== AIM OF THE EXERCISE ==
Below are entries. Pull out all lines containing "Sample".

== Records from a data collection ==
+ + + +
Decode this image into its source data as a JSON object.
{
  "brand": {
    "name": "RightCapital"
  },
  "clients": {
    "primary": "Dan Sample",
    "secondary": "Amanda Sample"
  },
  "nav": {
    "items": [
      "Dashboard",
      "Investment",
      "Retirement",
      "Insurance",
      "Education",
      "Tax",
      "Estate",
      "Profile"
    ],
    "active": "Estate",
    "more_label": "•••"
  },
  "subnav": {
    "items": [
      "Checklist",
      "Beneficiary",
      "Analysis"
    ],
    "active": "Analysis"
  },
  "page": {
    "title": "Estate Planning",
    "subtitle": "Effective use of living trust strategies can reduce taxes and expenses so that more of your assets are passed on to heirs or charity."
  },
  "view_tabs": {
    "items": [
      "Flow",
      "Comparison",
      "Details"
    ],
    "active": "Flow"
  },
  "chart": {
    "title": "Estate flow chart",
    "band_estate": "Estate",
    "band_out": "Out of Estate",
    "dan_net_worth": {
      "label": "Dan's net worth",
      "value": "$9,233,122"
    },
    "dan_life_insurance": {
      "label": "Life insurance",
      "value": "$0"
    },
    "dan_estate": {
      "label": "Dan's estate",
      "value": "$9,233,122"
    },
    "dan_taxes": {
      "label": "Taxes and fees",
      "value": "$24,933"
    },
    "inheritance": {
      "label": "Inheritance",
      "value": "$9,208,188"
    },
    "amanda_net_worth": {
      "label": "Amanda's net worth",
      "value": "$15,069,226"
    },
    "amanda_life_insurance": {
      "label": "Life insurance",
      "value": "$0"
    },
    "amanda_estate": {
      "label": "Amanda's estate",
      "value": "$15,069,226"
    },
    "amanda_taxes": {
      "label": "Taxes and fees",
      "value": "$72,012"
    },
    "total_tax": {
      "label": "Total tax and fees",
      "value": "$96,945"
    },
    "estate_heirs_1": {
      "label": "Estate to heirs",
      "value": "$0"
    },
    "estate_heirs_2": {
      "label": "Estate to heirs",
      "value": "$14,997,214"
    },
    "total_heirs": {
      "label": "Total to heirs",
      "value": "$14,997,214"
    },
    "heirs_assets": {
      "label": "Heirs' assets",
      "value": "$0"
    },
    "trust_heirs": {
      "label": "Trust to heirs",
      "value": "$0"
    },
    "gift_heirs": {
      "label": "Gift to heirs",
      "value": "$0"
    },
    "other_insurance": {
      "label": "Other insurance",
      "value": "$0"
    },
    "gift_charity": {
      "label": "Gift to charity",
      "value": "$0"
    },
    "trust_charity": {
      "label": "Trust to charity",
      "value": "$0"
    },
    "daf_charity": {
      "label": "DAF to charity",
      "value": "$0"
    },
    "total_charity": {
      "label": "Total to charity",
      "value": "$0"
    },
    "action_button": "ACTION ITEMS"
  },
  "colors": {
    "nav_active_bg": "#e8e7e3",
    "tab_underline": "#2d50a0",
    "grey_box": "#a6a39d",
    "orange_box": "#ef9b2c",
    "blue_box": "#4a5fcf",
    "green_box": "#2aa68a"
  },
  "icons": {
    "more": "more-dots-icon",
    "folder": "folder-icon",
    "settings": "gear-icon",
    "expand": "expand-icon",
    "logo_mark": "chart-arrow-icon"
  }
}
+ + + +
== IN RESPONSE ==
    "primary": "Dan Sample",
    "secondary": "Amanda Sample"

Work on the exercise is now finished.